__WHAT IS ASKED__
Duplicate every line of the listing below exactly, without the pictures.

◇ ◇ ◇

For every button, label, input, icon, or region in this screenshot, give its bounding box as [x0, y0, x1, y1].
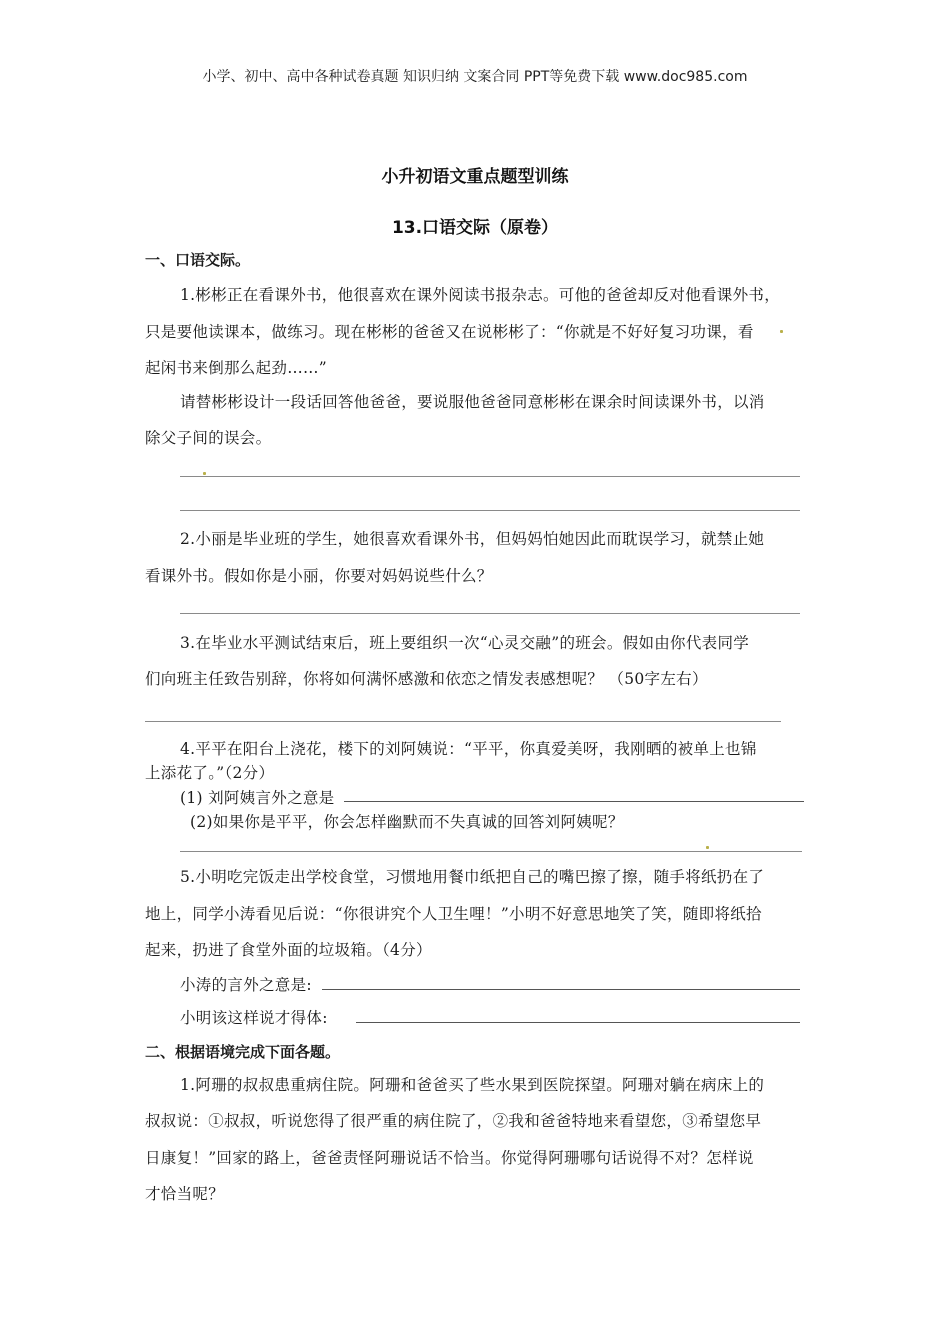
- q1-answer-line-1[interactable]: [180, 476, 800, 477]
- s2-q1-line-4: 才恰当呢？: [145, 1185, 225, 1203]
- q1-line-4: 请替彬彬设计一段话回答他爸爸，要说服他爸爸同意彬彬在课余时间读课外书，以消: [180, 393, 765, 411]
- q5-sub-1-answer-line[interactable]: [322, 989, 800, 990]
- q4-sub-1: (1) 刘阿姨言外之意是: [180, 789, 335, 807]
- stray-mark: [203, 472, 206, 475]
- q1-answer-line-2[interactable]: [180, 510, 800, 511]
- q5-line-1: 5.小明吃完饭走出学校食堂，习惯地用餐巾纸把自己的嘴巴擦了擦，随手将纸扔在了: [180, 868, 765, 886]
- q4-sub-2: (2)如果你是平平，你会怎样幽默而不失真诚的回答刘阿姨呢？: [190, 813, 624, 831]
- q4-sub-2-answer-line[interactable]: [180, 851, 802, 852]
- q5-sub-2: 小明该这样说才得体:: [180, 1009, 328, 1027]
- q1-line-5: 除父子间的误会。: [145, 429, 272, 447]
- stray-mark: [706, 846, 709, 849]
- q5-sub-2-answer-line[interactable]: [356, 1022, 800, 1023]
- document-subtitle: 13.口语交际（原卷）: [391, 218, 559, 238]
- q2-line-2: 看课外书。假如你是小丽，你要对妈妈说些什么？: [145, 567, 493, 585]
- document-title: 小升初语文重点题型训练: [381, 167, 569, 187]
- q5-line-2: 地上，同学小涛看见后说：“你很讲究个人卫生哩！”小明不好意思地笑了笑，随即将纸拾: [145, 905, 762, 923]
- section-2-heading: 二、根据语境完成下面各题。: [145, 1043, 341, 1061]
- q3-answer-line[interactable]: [145, 721, 781, 722]
- s2-q1-line-3: 日康复！”回家的路上，爸爸责怪阿珊说话不恰当。你觉得阿珊哪句话说得不对？怎样说: [145, 1149, 754, 1167]
- stray-mark: [780, 330, 783, 333]
- q4-line-1: 4.平平在阳台上浇花，楼下的刘阿姨说：“平平，你真爱美呀，我刚晒的被单上也锦: [180, 740, 757, 758]
- s2-q1-line-1: 1.阿珊的叔叔患重病住院。阿珊和爸爸买了些水果到医院探望。阿珊对躺在病床上的: [180, 1076, 765, 1094]
- q5-line-3: 起来，扔进了食堂外面的垃圾箱。（4分）: [145, 941, 432, 959]
- section-1-heading: 一、口语交际。: [145, 251, 251, 269]
- q4-line-2: 上添花了。”（2分）: [145, 764, 275, 782]
- q2-line-1: 2.小丽是毕业班的学生，她很喜欢看课外书，但妈妈怕她因此而耽误学习，就禁止她: [180, 530, 765, 548]
- q2-answer-line[interactable]: [180, 613, 800, 614]
- q1-line-1: 1.彬彬正在看课外书，他很喜欢在课外阅读书报杂志。可他的爸爸却反对他看课外书，: [180, 286, 780, 304]
- q3-line-1: 3.在毕业水平测试结束后，班上要组织一次“心灵交融”的班会。假如由你代表同学: [180, 634, 750, 652]
- q3-line-2: 们向班主任致告别辞，你将如何满怀感激和依恋之情发表感想呢？ （50字左右）: [145, 670, 708, 688]
- s2-q1-line-2: 叔叔说：①叔叔，听说您得了很严重的病住院了，②我和爸爸特地来看望您，③希望您早: [145, 1112, 762, 1130]
- q4-sub-1-answer-line[interactable]: [344, 801, 804, 802]
- q1-line-3: 起闲书来倒那么起劲……”: [145, 359, 328, 377]
- q5-sub-1: 小涛的言外之意是:: [180, 976, 312, 994]
- q1-line-2: 只是要他读课本，做练习。现在彬彬的爸爸又在说彬彬了：“你就是不好好复习功课，看: [145, 323, 754, 341]
- page-header: 小学、初中、高中各种试卷真题 知识归纳 文案合同 PPT等免费下载 www.doc985.com: [202, 69, 748, 85]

◇ ◇ ◇

__THE ANSWER__
For every button, label, input, icon, or region in this screenshot, give its bounding box as [x0, y0, x1, y1].
- q1-answer-line-1[interactable]: [180, 476, 800, 477]
- s2-q1-line-4: 才恰当呢？: [145, 1185, 225, 1203]
- q1-line-4: 请替彬彬设计一段话回答他爸爸，要说服他爸爸同意彬彬在课余时间读课外书，以消: [180, 393, 765, 411]
- q5-sub-1-answer-line[interactable]: [322, 989, 800, 990]
- q4-sub-1: (1) 刘阿姨言外之意是: [180, 789, 335, 807]
- stray-mark: [203, 472, 206, 475]
- q1-answer-line-2[interactable]: [180, 510, 800, 511]
- q5-line-1: 5.小明吃完饭走出学校食堂，习惯地用餐巾纸把自己的嘴巴擦了擦，随手将纸扔在了: [180, 868, 765, 886]
- q4-sub-2: (2)如果你是平平，你会怎样幽默而不失真诚的回答刘阿姨呢？: [190, 813, 624, 831]
- q4-sub-2-answer-line[interactable]: [180, 851, 802, 852]
- q5-sub-2: 小明该这样说才得体:: [180, 1009, 328, 1027]
- q1-line-5: 除父子间的误会。: [145, 429, 272, 447]
- stray-mark: [706, 846, 709, 849]
- q5-sub-2-answer-line[interactable]: [356, 1022, 800, 1023]
- document-subtitle: 13.口语交际（原卷）: [391, 218, 559, 238]
- q2-line-2: 看课外书。假如你是小丽，你要对妈妈说些什么？: [145, 567, 493, 585]
- document-title: 小升初语文重点题型训练: [381, 167, 569, 187]
- q5-line-2: 地上，同学小涛看见后说：“你很讲究个人卫生哩！”小明不好意思地笑了笑，随即将纸拾: [145, 905, 762, 923]
- section-2-heading: 二、根据语境完成下面各题。: [145, 1043, 341, 1061]
- q3-answer-line[interactable]: [145, 721, 781, 722]
- s2-q1-line-3: 日康复！”回家的路上，爸爸责怪阿珊说话不恰当。你觉得阿珊哪句话说得不对？怎样说: [145, 1149, 754, 1167]
- stray-mark: [780, 330, 783, 333]
- q4-line-1: 4.平平在阳台上浇花，楼下的刘阿姨说：“平平，你真爱美呀，我刚晒的被单上也锦: [180, 740, 757, 758]
- s2-q1-line-1: 1.阿珊的叔叔患重病住院。阿珊和爸爸买了些水果到医院探望。阿珊对躺在病床上的: [180, 1076, 765, 1094]
- q5-line-3: 起来，扔进了食堂外面的垃圾箱。（4分）: [145, 941, 432, 959]
- section-1-heading: 一、口语交际。: [145, 251, 251, 269]
- q4-line-2: 上添花了。”（2分）: [145, 764, 275, 782]
- q2-line-1: 2.小丽是毕业班的学生，她很喜欢看课外书，但妈妈怕她因此而耽误学习，就禁止她: [180, 530, 765, 548]
- q2-answer-line[interactable]: [180, 613, 800, 614]
- q1-line-1: 1.彬彬正在看课外书，他很喜欢在课外阅读书报杂志。可他的爸爸却反对他看课外书，: [180, 286, 780, 304]
- q3-line-1: 3.在毕业水平测试结束后，班上要组织一次“心灵交融”的班会。假如由你代表同学: [180, 634, 750, 652]
- q3-line-2: 们向班主任致告别辞，你将如何满怀感激和依恋之情发表感想呢？ （50字左右）: [145, 670, 708, 688]
- s2-q1-line-2: 叔叔说：①叔叔，听说您得了很严重的病住院了，②我和爸爸特地来看望您，③希望您早: [145, 1112, 762, 1130]
- q4-sub-1-answer-line[interactable]: [344, 801, 804, 802]
- q1-line-3: 起闲书来倒那么起劲……”: [145, 359, 328, 377]
- q5-sub-1: 小涛的言外之意是:: [180, 976, 312, 994]
- q1-line-2: 只是要他读课本，做练习。现在彬彬的爸爸又在说彬彬了：“你就是不好好复习功课，看: [145, 323, 754, 341]
- page-header: 小学、初中、高中各种试卷真题 知识归纳 文案合同 PPT等免费下载 www.doc985.com: [202, 69, 748, 85]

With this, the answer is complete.